Give back the entire listing verbatim.

» DATASET CONTENT:
---+---

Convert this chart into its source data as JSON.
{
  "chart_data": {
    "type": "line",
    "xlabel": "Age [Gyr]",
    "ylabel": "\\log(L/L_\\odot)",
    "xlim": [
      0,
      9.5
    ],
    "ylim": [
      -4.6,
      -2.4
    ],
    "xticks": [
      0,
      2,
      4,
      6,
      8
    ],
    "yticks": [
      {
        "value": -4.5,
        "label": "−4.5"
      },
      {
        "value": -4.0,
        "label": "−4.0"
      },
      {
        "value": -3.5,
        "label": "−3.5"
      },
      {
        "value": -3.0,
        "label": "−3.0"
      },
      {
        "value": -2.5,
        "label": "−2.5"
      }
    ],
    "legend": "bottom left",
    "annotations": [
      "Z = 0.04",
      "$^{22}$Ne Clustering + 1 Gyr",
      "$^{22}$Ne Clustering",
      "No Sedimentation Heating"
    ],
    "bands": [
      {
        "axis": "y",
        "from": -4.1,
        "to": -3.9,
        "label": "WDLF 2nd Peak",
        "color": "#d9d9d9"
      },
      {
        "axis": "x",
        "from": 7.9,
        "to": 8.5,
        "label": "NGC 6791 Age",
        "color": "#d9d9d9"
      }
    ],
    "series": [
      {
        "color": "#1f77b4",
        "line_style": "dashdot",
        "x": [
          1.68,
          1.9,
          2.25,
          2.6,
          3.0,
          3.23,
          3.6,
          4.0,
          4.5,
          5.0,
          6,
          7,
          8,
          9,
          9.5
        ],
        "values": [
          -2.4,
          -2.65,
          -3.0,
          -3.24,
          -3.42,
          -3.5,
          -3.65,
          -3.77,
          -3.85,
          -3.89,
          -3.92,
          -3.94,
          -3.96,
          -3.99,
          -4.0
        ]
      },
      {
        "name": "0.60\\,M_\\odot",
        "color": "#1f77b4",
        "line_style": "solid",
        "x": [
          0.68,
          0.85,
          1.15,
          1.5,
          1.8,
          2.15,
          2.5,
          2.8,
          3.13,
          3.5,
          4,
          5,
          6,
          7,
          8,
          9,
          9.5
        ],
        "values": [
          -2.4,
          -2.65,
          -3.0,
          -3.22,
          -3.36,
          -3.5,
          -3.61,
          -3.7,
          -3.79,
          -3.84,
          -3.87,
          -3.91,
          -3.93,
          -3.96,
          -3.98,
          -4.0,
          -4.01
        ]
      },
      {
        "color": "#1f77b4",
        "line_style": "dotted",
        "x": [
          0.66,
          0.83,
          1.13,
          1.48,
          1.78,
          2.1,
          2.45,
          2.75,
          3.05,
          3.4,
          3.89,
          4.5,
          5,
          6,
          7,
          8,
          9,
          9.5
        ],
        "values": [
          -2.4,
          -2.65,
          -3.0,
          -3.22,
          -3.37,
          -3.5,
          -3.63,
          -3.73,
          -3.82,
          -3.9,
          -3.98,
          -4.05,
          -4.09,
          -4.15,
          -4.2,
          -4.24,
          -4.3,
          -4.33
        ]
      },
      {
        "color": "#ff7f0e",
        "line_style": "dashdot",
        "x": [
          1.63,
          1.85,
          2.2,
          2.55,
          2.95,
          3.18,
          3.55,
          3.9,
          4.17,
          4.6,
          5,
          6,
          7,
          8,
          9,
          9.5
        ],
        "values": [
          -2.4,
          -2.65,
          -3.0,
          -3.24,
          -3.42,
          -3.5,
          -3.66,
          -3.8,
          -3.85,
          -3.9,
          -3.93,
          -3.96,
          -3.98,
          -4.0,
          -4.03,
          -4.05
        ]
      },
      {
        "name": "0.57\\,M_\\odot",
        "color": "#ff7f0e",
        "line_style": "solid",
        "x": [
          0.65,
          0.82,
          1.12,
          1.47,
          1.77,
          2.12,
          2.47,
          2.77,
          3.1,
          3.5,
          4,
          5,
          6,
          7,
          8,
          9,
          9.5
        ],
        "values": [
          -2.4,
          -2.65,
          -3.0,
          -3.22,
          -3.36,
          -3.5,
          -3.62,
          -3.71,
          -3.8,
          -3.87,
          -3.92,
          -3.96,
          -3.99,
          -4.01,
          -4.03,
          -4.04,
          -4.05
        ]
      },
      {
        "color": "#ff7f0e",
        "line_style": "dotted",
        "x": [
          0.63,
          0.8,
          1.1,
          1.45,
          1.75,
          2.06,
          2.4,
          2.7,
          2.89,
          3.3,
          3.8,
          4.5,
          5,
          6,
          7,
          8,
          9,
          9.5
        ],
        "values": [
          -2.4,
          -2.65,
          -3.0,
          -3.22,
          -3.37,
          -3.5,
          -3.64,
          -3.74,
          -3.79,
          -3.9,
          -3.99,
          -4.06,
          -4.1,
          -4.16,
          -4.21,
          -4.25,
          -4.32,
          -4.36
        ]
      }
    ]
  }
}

---+---

» CORRECT OUTPUT:
Convert this chart into its source data as JSON.
{
  "chart_data": {
    "type": "line",
    "xlabel": "Age [Gyr]",
    "ylabel": "\\log(L/L_\\odot)",
    "xlim": [
      0,
      9.5
    ],
    "ylim": [
      -4.6,
      -2.4
    ],
    "xticks": [
      0,
      2,
      4,
      6,
      8
    ],
    "yticks": [
      {
        "value": -4.5,
        "label": "−4.5"
      },
      {
        "value": -4.0,
        "label": "−4.0"
      },
      {
        "value": -3.5,
        "label": "−3.5"
      },
      {
        "value": -3.0,
        "label": "−3.0"
      },
      {
        "value": -2.5,
        "label": "−2.5"
      }
    ],
    "legend": "bottom left",
    "annotations": [
      "Z = 0.04",
      "$^{22}$Ne Clustering + 1 Gyr",
      "$^{22}$Ne Clustering",
      "No Sedimentation Heating"
    ],
    "bands": [
      {
        "axis": "y",
        "from": -4.1,
        "to": -3.9,
        "label": "WDLF 2nd Peak",
        "color": "#d9d9d9"
      },
      {
        "axis": "x",
        "from": 7.9,
        "to": 8.5,
        "label": "NGC 6791 Age",
        "color": "#d9d9d9"
      }
    ],
    "series": [
      {
        "color": "#1f77b4",
        "line_style": "dashdot",
        "x": [
          1.68,
          1.9,
          2.25,
          2.6,
          3.0,
          3.23,
          3.6,
          4.0,
          4.5,
          5.0,
          6,
          7,
          8,
          9,
          9.5
        ],
        "values": [
          -2.4,
          -2.65,
          -3.0,
          -3.24,
          -3.42,
          -3.5,
          -3.65,
          -3.77,
          -3.85,
          -3.89,
          -3.92,
          -3.94,
          -3.96,
          -3.99,
          -4.0
        ]
      },
      {
        "name": "0.60\\,M_\\odot",
        "color": "#1f77b4",
        "line_style": "solid",
        "x": [
          0.68,
          0.85,
          1.15,
          1.5,
          1.8,
          2.15,
          2.5,
          2.8,
          3.13,
          3.5,
          4,
          5,
          6,
          7,
          8,
          9,
          9.5
        ],
        "values": [
          -2.4,
          -2.65,
          -3.0,
          -3.22,
          -3.36,
          -3.5,
          -3.61,
          -3.7,
          -3.79,
          -3.84,
          -3.87,
          -3.91,
          -3.93,
          -3.96,
          -3.98,
          -4.0,
          -4.01
        ]
      },
      {
        "color": "#1f77b4",
        "line_style": "dotted",
        "x": [
          0.66,
          0.83,
          1.13,
          1.48,
          1.78,
          2.1,
          2.45,
          2.75,
          3.05,
          3.4,
          3.89,
          4.5,
          5,
          6,
          7,
          8,
          9,
          9.5
        ],
        "values": [
          -2.4,
          -2.65,
          -3.0,
          -3.22,
          -3.37,
          -3.5,
          -3.63,
          -3.73,
          -3.82,
          -3.9,
          -3.98,
          -4.05,
          -4.09,
          -4.15,
          -4.2,
          -4.24,
          -4.3,
          -4.33
        ]
      },
      {
        "color": "#ff7f0e",
        "line_style": "dashdot",
        "x": [
          1.63,
          1.85,
          2.2,
          2.55,
          2.95,
          3.18,
          3.55,
          3.9,
          4.17,
          4.6,
          5,
          6,
          7,
          8,
          9,
          9.5
        ],
        "values": [
          -2.4,
          -2.65,
          -3.0,
          -3.24,
          -3.42,
          -3.5,
          -3.66,
          -3.8,
          -3.85,
          -3.9,
          -3.93,
          -3.96,
          -3.98,
          -4.0,
          -4.03,
          -4.05
        ]
      },
      {
        "name": "0.57\\,M_\\odot",
        "color": "#ff7f0e",
        "line_style": "solid",
        "x": [
          0.65,
          0.82,
          1.12,
          1.47,
          1.77,
          2.12,
          2.47,
          2.77,
          3.1,
          3.5,
          4,
          5,
          6,
          7,
          8,
          9,
          9.5
        ],
        "values": [
          -2.4,
          -2.65,
          -3.0,
          -3.22,
          -3.36,
          -3.5,
          -3.62,
          -3.71,
          -3.8,
          -3.87,
          -3.92,
          -3.96,
          -3.99,
          -4.01,
          -4.03,
          -4.04,
          -4.05
        ]
      },
      {
        "color": "#ff7f0e",
        "line_style": "dotted",
        "x": [
          0.63,
          0.8,
          1.1,
          1.45,
          1.75,
          2.06,
          2.4,
          2.7,
          2.89,
          3.3,
          3.8,
          4.5,
          5,
          6,
          7,
          8,
          9,
          9.5
        ],
        "values": [
          -2.4,
          -2.65,
          -3.0,
          -3.22,
          -3.37,
          -3.5,
          -3.64,
          -3.74,
          -3.79,
          -3.9,
          -3.99,
          -4.06,
          -4.1,
          -4.16,
          -4.21,
          -4.25,
          -4.32,
          -4.36
        ]
      }
    ]
  }
}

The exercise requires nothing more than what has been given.